Print the data exactly as it is given, please.

— start —

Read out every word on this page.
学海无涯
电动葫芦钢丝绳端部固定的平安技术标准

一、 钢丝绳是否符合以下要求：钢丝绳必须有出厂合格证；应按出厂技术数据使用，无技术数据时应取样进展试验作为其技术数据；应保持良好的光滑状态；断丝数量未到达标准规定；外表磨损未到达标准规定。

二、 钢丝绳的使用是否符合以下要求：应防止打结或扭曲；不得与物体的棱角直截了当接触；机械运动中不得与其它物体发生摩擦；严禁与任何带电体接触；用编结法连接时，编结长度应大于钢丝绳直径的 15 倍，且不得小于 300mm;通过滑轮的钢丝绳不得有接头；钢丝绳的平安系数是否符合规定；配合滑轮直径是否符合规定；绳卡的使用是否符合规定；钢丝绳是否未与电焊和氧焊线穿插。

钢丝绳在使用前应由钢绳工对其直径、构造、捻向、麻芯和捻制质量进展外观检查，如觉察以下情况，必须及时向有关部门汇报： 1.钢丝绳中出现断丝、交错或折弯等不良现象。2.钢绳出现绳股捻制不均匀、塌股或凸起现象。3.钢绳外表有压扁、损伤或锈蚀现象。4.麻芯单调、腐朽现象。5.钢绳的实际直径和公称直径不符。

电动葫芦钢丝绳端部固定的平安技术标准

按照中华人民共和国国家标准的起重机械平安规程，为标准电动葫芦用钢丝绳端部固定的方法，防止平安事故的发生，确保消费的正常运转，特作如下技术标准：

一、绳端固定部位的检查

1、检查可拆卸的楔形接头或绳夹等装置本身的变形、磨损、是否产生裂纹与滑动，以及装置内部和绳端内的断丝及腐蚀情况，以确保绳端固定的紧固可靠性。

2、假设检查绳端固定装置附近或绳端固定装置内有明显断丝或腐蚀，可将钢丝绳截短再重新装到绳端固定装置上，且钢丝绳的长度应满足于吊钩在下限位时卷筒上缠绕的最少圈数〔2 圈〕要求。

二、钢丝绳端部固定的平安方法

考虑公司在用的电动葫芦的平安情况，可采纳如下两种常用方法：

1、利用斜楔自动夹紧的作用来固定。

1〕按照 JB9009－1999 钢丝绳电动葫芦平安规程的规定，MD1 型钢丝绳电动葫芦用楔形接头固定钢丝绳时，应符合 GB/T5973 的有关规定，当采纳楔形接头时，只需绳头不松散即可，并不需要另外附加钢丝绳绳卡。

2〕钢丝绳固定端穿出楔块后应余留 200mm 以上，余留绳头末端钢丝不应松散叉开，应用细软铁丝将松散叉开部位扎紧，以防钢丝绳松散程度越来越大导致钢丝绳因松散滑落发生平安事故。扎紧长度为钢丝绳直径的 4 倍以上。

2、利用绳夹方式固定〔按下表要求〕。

— end —

Reply to the exercise
Read out every word on this page.
学海无涯
电动葫芦钢丝绳端部固定的平安技术标准

一、 钢丝绳是否符合以下要求：钢丝绳必须有出厂合格证；应按出厂技术数据使用，无技术数据时应取样进展试验作为其技术数据；应保持良好的光滑状态；断丝数量未到达标准规定；外表磨损未到达标准规定。

二、 钢丝绳的使用是否符合以下要求：应防止打结或扭曲；不得与物体的棱角直截了当接触；机械运动中不得与其它物体发生摩擦；严禁与任何带电体接触；用编结法连接时，编结长度应大于钢丝绳直径的 15 倍，且不得小于 300mm;通过滑轮的钢丝绳不得有接头；钢丝绳的平安系数是否符合规定；配合滑轮直径是否符合规定；绳卡的使用是否符合规定；钢丝绳是否未与电焊和氧焊线穿插。

钢丝绳在使用前应由钢绳工对其直径、构造、捻向、麻芯和捻制质量进展外观检查，如觉察以下情况，必须及时向有关部门汇报： 1.钢丝绳中出现断丝、交错或折弯等不良现象。2.钢绳出现绳股捻制不均匀、塌股或凸起现象。3.钢绳外表有压扁、损伤或锈蚀现象。4.麻芯单调、腐朽现象。5.钢绳的实际直径和公称直径不符。

电动葫芦钢丝绳端部固定的平安技术标准

按照中华人民共和国国家标准的起重机械平安规程，为标准电动葫芦用钢丝绳端部固定的方法，防止平安事故的发生，确保消费的正常运转，特作如下技术标准：

一、绳端固定部位的检查

1、检查可拆卸的楔形接头或绳夹等装置本身的变形、磨损、是否产生裂纹与滑动，以及装置内部和绳端内的断丝及腐蚀情况，以确保绳端固定的紧固可靠性。

2、假设检查绳端固定装置附近或绳端固定装置内有明显断丝或腐蚀，可将钢丝绳截短再重新装到绳端固定装置上，且钢丝绳的长度应满足于吊钩在下限位时卷筒上缠绕的最少圈数〔2 圈〕要求。

二、钢丝绳端部固定的平安方法

考虑公司在用的电动葫芦的平安情况，可采纳如下两种常用方法：

1、利用斜楔自动夹紧的作用来固定。

1〕按照 JB9009－1999 钢丝绳电动葫芦平安规程的规定，MD1 型钢丝绳电动葫芦用楔形接头固定钢丝绳时，应符合 GB/T5973 的有关规定，当采纳楔形接头时，只需绳头不松散即可，并不需要另外附加钢丝绳绳卡。

2〕钢丝绳固定端穿出楔块后应余留 200mm 以上，余留绳头末端钢丝不应松散叉开，应用细软铁丝将松散叉开部位扎紧，以防钢丝绳松散程度越来越大导致钢丝绳因松散滑落发生平安事故。扎紧长度为钢丝绳直径的 4 倍以上。

2、利用绳夹方式固定〔按下表要求〕。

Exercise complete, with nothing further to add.